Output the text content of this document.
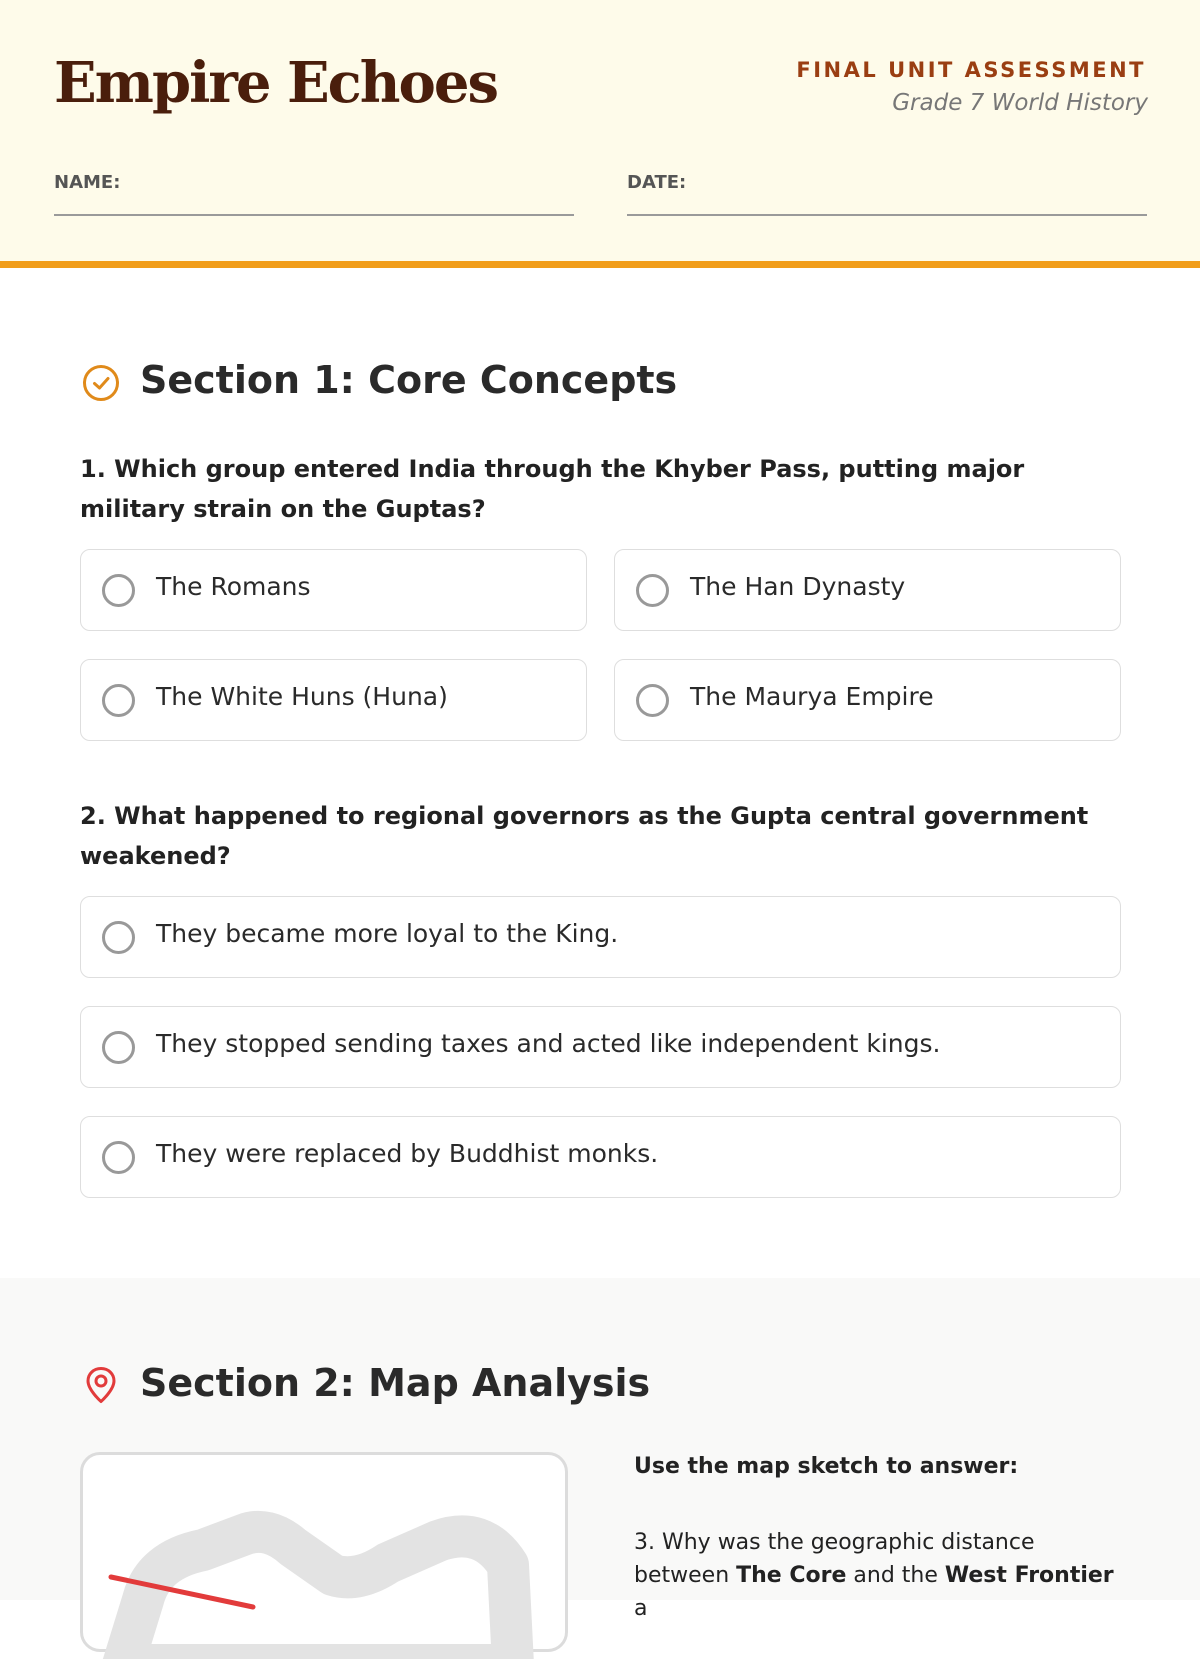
Empire Echoes	FINAL UNIT ASSESSMENT
Grade 7 World History
NAME:	DATE:
Section 1: Core Concepts
1. Which group entered India through the Khyber Pass, putting major military strain on the Guptas?
The Romans	The Han Dynasty
The White Huns (Huna)	The Maurya Empire
2. What happened to regional governors as the Gupta central government weakened?
They became more loyal to the King.
They stopped sending taxes and acted like independent kings.
They were replaced by Buddhist monks.
Section 2: Map Analysis
Use the map sketch to answer:
3. Why was the geographic distance between The Core and the West Frontier a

▸ Written problem:
Return each full line of the entries that contains the word "They".

▸ Reply:
They became more loyal to the King.
They stopped sending taxes and acted like independent kings.
They were replaced by Buddhist monks.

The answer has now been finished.